:: DOCUMENT EXCERPT

# New Drill Press Table



## MT Stringer (Aug 15, 2012)

I replaced my old table with one I made from ShopNotes Issue #94.
It has a lot of features such as:

 large table (15x28 inches)
T tracks for hold downs or jigs
Four openings for using common bar clamps to hold the work piece in place.
Fence with T track for mounting stop blocks for repetitive drilling operations (Future Project)
Dust collection box - works great!
Replaceable inserts make it easy to switch from drilling to sanding, or just replace an insert that has been damaged.

The plan called for two pieces of 3/4 inch Baltic Birch. Whew! That stuff is expensive. Recently, I bought a piece of 5 x 5 1/2 inch BB so I made my table out of two pieces (1 inch thick total) and laminated a piece of white Formica to the top. I think it is going to work out just fine.

Another feature included in the plan is a small drawer which is part of the dust collection box. I decided to skip it because I am building a cabinet for the drill press and it will have plenty of drawer space. I blocked off the box just in front of the insert opening.

First time I used it for sanding, the dust collection worked great. It is hooked up to my ShopVac via a shop made adapter. Don't laugh, it works just fine.. When I was drilling a hole in the insert prior to the sanding operation, the ShopVac was moaning and groaning, but the instant the hole saw broke through the piece of mdf, all was right with the world. The ShopVac sighed a big sigh of relief and all the dust immediately disappeared.

Here are some pics of the finished project and some of the construction.

::::
:: RECORDS SUPPLIED

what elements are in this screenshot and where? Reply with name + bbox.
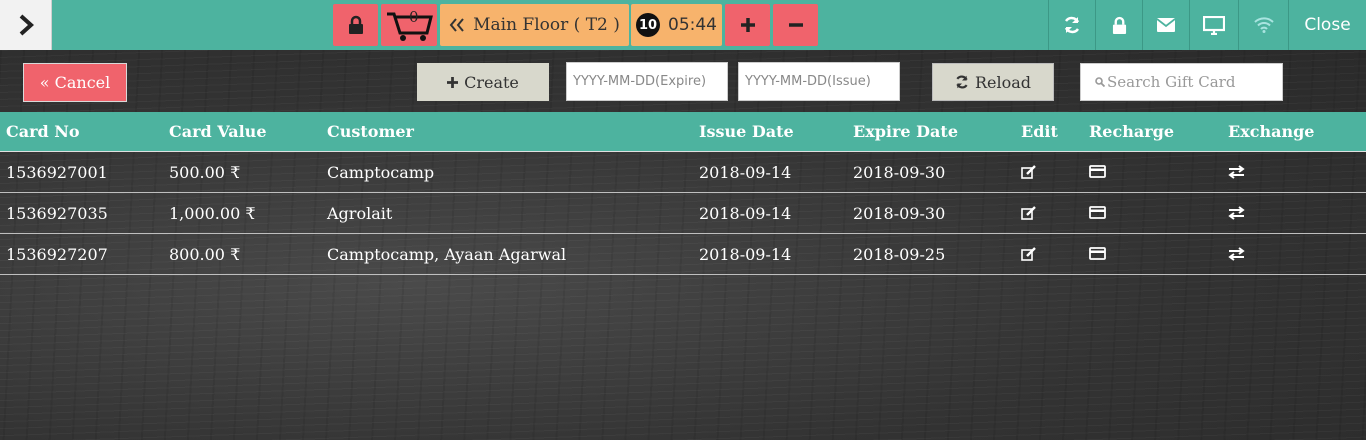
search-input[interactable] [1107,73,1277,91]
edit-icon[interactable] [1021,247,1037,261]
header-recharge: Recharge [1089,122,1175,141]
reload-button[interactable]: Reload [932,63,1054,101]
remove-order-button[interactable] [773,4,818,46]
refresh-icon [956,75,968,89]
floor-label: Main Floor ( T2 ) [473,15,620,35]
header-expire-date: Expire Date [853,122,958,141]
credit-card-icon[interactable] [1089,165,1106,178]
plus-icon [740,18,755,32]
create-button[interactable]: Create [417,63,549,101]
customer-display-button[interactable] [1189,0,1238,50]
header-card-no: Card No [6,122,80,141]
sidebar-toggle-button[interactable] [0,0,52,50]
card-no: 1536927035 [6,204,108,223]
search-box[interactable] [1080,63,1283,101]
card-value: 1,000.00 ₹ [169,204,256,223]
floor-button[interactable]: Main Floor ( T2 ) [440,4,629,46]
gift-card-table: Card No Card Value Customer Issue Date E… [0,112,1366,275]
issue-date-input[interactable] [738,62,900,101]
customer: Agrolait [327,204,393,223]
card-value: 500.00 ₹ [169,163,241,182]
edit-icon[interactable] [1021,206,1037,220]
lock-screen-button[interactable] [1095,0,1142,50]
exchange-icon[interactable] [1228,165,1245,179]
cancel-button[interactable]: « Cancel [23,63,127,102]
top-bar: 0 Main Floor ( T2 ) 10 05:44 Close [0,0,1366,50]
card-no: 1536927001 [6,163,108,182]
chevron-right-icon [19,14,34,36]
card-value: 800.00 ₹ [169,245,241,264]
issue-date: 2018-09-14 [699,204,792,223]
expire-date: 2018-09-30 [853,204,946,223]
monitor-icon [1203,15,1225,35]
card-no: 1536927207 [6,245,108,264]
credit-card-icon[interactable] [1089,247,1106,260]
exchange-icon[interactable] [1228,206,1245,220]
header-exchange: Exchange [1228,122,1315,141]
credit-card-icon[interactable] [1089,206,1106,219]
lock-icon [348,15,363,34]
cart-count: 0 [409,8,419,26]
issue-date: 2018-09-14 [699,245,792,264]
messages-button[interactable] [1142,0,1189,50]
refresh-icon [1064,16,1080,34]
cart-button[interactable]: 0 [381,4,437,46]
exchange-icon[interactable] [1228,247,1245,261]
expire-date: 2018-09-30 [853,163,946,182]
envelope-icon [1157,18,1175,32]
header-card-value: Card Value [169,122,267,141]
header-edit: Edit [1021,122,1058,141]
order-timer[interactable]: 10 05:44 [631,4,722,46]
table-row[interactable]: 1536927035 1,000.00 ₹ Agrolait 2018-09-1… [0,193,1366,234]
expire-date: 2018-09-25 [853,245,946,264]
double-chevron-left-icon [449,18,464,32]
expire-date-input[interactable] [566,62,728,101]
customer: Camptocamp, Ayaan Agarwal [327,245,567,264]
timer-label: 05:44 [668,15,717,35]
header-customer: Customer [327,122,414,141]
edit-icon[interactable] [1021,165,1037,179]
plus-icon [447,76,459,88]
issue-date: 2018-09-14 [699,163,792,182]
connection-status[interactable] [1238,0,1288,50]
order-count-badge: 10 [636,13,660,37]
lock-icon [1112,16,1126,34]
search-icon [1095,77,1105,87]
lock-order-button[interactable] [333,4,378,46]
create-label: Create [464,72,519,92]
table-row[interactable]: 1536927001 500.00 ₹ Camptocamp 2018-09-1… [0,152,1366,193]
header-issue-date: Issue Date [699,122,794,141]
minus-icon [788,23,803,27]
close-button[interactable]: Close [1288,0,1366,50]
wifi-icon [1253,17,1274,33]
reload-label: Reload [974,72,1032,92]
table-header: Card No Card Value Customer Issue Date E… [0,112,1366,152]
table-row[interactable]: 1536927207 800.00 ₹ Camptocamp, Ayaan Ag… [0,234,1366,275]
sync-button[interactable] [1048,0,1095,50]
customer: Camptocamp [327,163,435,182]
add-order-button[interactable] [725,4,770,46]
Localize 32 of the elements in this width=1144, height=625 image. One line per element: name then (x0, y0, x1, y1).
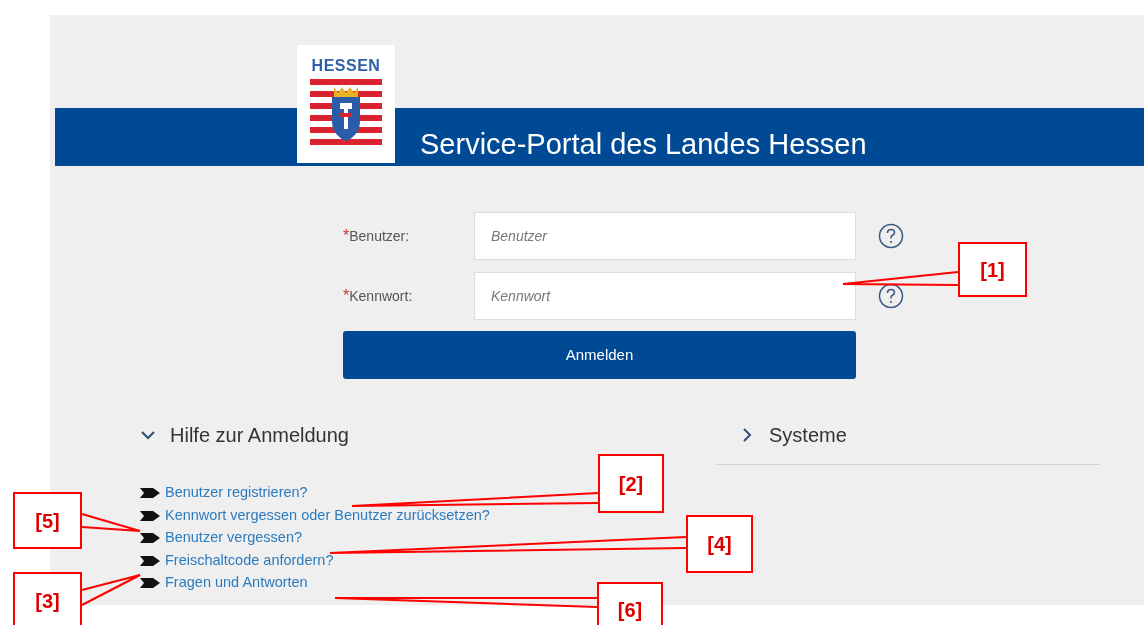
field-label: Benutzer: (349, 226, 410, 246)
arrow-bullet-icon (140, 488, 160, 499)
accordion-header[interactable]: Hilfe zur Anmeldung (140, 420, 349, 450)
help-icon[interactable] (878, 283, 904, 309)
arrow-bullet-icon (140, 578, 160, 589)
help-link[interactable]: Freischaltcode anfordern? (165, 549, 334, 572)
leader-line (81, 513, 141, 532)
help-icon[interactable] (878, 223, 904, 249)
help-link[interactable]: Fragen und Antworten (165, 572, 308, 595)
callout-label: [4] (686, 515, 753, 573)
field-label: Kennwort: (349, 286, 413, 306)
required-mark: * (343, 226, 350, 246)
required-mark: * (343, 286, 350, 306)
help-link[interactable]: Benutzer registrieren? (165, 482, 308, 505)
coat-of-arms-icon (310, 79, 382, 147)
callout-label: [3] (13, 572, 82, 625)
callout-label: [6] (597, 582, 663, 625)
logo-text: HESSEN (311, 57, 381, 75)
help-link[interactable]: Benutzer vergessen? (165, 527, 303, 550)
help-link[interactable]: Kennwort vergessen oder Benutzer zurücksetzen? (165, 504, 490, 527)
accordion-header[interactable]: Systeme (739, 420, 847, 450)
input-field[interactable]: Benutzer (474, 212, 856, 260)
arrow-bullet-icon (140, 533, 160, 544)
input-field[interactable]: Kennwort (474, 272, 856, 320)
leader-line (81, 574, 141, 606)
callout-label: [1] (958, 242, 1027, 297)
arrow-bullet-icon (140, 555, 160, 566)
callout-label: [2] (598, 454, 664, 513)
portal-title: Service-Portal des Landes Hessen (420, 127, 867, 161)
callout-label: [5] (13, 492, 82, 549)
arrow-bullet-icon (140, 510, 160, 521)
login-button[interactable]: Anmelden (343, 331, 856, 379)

::::

*TASKS TO PERFORM*:
(1) What size does the drill press table post give for the table?
(2) Please reproduce the drill press table post between "The plan called" and "the insert opening.", inclusive.
(3) Continue the drill press table post from where it stops.

*EXPECTED RESULTS*:
(1) 15x28 inches

(2)
The plan called for two pieces of 3/4 inch Baltic Birch. Whew! That stuff is expensive. Recently, I bought a piece of 5 x 5 1/2 inch BB so I made my table out of two pieces (1 inch thick total) and laminated a piece of white Formica to the top. I think it is going to work out just fine.

Another feature included in the plan is a small drawer which is part of the dust collection box. I decided to skip it because I am building a cabinet for the drill press and it will have plenty of drawer space. I blocked off the box just in front of the insert opening.

(3)
Hope you like them.
Mike


----------



## bdusten (Mar 22, 2013)

Very nice!


----------



## jw2170 (Jan 24, 2008)

Some good ideas, there, Mike.


----------



## Mike Wingate (Apr 26, 2009)

Nice build, now make a fence running on your blue T-slot. Such an advantage.


----------



## geoff_s (Apr 14, 2012)

I like the wide slots for clamps. I might just modify my drill press tables that way.


----------



## ronheb454 (Apr 8, 2013)

Hey that looks great, gave me alot of good ideas thanks for sharing.


----------



## GulfcoastGuy (Feb 27, 2012)

Excellent table. Good photo sequence on the build.


----------



## JOAT (Apr 9, 2010)

MT Stringer said:


> The plan called for two pieces of 3/4 inch Baltic Birch. Whew! That stuff is expensive. Recently, I bought a piece of 5 x 5 1/2 inch BB so I made my table out of two pieces (1 inch thick total) and laminated a piece of white Formica to the top. I think it is going to work out just fine.


I think it's going to work out just fine also. Nice table. That's just one of the many reasons I consider plans just guidelines, the originator always thinks they know what's going to work best, and that's not necessarily so.


----------



## Gaffboat (Mar 11, 2012)

Very nice, great photos. The clamp slots are a nice idea.


----------



## neville9999 (Jul 22, 2010)

Nice work top Mike, I would be happy to have one the same, and the other Mike, I like yours as well as the drawer is very neat. Neville


----------



## Gsamiotes (Aug 20, 2012)

Great looking table. I can see how something like this would make things easier than what I currently have on my drill press (simple piece of plywood with a clamp on guide for a fence). Can you provide any more details on the construction of the replaceable inserts that you made for it?

Thanks.


----------



## adot45 (Feb 6, 2013)

Great looking table, great build pictures too. Thanks


----------



## Mike Wingate (Apr 26, 2009)

My drawer backs on to the dust collection recess from the round interchangeable inserts that suit my collection of drum sanders. The fence gives me a thicknessing sander option.


----------



## papasombre (Sep 22, 2011)

geoff_s said:


> I like the wide slots for clamps. I might just modify my drill press tables that way.


Hi, Geoff.

I´ll second that!!!


----------



## tediam (Mar 1, 2009)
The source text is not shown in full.